*Data extract*:
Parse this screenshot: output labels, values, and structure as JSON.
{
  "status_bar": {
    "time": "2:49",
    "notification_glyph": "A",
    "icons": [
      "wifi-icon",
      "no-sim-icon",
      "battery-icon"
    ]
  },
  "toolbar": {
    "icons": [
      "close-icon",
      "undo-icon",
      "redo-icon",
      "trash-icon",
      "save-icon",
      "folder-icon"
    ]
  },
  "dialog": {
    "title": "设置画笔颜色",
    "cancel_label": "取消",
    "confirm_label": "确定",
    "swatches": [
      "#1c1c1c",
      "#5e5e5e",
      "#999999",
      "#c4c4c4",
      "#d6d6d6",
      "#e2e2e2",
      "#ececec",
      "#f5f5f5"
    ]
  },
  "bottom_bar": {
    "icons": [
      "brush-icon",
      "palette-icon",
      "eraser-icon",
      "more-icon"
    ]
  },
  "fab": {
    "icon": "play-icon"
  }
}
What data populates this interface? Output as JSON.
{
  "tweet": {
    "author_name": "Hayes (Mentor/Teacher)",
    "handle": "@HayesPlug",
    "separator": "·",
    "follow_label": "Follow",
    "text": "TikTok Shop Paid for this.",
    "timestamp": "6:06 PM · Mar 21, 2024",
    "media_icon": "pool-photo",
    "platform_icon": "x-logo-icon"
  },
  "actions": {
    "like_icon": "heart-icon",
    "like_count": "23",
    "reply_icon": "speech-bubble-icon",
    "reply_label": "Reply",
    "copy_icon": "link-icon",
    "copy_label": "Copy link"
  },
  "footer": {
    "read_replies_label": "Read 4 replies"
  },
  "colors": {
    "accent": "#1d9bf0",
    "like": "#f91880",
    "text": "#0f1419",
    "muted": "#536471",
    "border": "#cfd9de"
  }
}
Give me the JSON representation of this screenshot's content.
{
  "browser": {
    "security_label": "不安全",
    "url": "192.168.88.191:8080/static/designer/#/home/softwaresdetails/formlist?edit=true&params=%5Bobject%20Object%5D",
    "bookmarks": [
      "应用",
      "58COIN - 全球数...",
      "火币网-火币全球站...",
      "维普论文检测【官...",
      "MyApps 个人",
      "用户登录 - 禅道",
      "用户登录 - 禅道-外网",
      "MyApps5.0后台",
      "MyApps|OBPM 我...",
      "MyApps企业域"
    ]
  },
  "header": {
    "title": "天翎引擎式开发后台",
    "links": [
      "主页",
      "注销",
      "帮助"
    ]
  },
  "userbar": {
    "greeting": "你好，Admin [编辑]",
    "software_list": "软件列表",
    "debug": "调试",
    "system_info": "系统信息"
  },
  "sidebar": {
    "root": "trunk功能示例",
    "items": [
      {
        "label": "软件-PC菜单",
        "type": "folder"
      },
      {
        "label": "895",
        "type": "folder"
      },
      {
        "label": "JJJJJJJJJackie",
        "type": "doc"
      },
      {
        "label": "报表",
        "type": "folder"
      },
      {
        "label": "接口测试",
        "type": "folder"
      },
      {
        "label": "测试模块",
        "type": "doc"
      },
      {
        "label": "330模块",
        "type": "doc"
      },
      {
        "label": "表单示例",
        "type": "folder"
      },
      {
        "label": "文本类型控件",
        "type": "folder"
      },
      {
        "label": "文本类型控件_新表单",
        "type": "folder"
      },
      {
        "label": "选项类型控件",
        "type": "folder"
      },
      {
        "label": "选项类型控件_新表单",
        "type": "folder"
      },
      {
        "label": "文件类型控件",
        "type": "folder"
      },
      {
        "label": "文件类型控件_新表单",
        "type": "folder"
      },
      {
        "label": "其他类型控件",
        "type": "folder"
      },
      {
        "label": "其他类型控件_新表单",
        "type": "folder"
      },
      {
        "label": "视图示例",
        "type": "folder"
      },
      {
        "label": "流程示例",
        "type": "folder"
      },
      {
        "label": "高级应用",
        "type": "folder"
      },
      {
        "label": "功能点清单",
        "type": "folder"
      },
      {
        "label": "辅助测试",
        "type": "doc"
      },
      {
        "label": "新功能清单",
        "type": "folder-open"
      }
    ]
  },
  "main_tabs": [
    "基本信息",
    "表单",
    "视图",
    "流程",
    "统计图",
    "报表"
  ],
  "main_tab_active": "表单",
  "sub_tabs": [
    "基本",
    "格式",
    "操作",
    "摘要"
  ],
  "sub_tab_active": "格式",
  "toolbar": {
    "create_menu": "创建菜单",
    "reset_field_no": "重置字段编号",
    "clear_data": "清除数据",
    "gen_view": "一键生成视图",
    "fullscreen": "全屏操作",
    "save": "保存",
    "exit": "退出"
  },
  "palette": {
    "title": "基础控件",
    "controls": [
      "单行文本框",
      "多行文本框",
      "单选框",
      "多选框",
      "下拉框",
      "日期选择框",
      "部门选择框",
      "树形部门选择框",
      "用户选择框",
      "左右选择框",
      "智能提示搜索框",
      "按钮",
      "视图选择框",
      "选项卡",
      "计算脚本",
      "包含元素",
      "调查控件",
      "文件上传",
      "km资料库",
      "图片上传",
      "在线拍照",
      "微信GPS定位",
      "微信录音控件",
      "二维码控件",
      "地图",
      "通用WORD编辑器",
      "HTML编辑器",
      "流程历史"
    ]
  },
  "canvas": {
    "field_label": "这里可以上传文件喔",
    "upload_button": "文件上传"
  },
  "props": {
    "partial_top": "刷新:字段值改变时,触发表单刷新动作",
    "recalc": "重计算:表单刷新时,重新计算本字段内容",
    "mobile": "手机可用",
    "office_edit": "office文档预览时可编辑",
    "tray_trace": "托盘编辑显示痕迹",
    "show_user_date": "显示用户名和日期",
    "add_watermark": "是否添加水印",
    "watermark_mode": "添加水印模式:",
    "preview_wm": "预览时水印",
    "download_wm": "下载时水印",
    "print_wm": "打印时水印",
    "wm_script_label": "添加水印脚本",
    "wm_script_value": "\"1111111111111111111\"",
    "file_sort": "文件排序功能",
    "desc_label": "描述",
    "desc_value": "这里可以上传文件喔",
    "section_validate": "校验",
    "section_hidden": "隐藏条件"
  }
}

*Given exercise*:
State the count of lines in the data holding the word "this", adding nothing to it.

*Correct result*:
4